**PROMPT**. Nothing may be dropped or altered: reproduce all the data.

**Records contained in a dataset**.
# # # # #
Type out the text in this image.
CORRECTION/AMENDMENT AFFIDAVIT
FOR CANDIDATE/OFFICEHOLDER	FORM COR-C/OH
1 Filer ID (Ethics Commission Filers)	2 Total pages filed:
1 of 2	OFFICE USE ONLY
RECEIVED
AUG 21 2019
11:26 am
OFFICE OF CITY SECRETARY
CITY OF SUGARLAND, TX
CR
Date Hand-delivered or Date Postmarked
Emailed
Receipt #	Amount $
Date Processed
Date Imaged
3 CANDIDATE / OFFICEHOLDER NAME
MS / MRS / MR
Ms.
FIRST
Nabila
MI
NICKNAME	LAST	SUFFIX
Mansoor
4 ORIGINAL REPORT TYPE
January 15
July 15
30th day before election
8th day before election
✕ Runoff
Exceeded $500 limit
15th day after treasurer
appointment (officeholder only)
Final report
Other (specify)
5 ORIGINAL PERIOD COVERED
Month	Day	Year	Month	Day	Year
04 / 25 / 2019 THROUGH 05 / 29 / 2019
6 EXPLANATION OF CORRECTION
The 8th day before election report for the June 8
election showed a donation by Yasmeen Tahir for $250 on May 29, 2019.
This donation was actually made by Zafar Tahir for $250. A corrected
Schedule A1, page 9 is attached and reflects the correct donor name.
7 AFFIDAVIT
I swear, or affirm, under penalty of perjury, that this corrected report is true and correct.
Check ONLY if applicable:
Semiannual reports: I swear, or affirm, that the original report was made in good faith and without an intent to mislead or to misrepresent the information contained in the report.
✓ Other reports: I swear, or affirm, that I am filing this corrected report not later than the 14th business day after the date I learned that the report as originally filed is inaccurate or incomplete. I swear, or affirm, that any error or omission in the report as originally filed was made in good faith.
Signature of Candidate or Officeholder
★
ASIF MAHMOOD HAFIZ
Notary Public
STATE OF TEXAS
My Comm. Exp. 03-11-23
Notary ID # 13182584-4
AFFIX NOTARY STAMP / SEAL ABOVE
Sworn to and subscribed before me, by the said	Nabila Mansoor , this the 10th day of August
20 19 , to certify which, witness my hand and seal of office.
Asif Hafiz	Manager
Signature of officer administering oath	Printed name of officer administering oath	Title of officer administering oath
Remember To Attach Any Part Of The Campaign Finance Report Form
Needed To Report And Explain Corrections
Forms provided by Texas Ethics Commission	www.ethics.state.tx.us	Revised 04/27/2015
# # # # #
**RESULT OF THIS EXERCISE**.
Type out the text in this image.
CORRECTION/AMENDMENT AFFIDAVIT
FOR CANDIDATE/OFFICEHOLDER	FORM COR-C/OH
1 Filer ID (Ethics Commission Filers)	2 Total pages filed:
1 of 2	OFFICE USE ONLY
RECEIVED
AUG 21 2019
11:26 am
OFFICE OF CITY SECRETARY
CITY OF SUGARLAND, TX
CR
Date Hand-delivered or Date Postmarked
Emailed
Receipt #	Amount $
Date Processed
Date Imaged
3 CANDIDATE / OFFICEHOLDER NAME
MS / MRS / MR
Ms.
FIRST
Nabila
MI
NICKNAME	LAST	SUFFIX
Mansoor
4 ORIGINAL REPORT TYPE
January 15
July 15
30th day before election
8th day before election
✕ Runoff
Exceeded $500 limit
15th day after treasurer
appointment (officeholder only)
Final report
Other (specify)
5 ORIGINAL PERIOD COVERED
Month	Day	Year	Month	Day	Year
04 / 25 / 2019 THROUGH 05 / 29 / 2019
6 EXPLANATION OF CORRECTION
The 8th day before election report for the June 8
election showed a donation by Yasmeen Tahir for $250 on May 29, 2019.
This donation was actually made by Zafar Tahir for $250. A corrected
Schedule A1, page 9 is attached and reflects the correct donor name.
7 AFFIDAVIT
I swear, or affirm, under penalty of perjury, that this corrected report is true and correct.
Check ONLY if applicable:
Semiannual reports: I swear, or affirm, that the original report was made in good faith and without an intent to mislead or to misrepresent the information contained in the report.
✓ Other reports: I swear, or affirm, that I am filing this corrected report not later than the 14th business day after the date I learned that the report as originally filed is inaccurate or incomplete. I swear, or affirm, that any error or omission in the report as originally filed was made in good faith.
Signature of Candidate or Officeholder
★
ASIF MAHMOOD HAFIZ
Notary Public
STATE OF TEXAS
My Comm. Exp. 03-11-23
Notary ID # 13182584-4
AFFIX NOTARY STAMP / SEAL ABOVE
Sworn to and subscribed before me, by the said	Nabila Mansoor , this the 10th day of August
20 19 , to certify which, witness my hand and seal of office.
Asif Hafiz	Manager
Signature of officer administering oath	Printed name of officer administering oath	Title of officer administering oath
Remember To Attach Any Part Of The Campaign Finance Report Form
Needed To Report And Explain Corrections
Forms provided by Texas Ethics Commission	www.ethics.state.tx.us	Revised 04/27/2015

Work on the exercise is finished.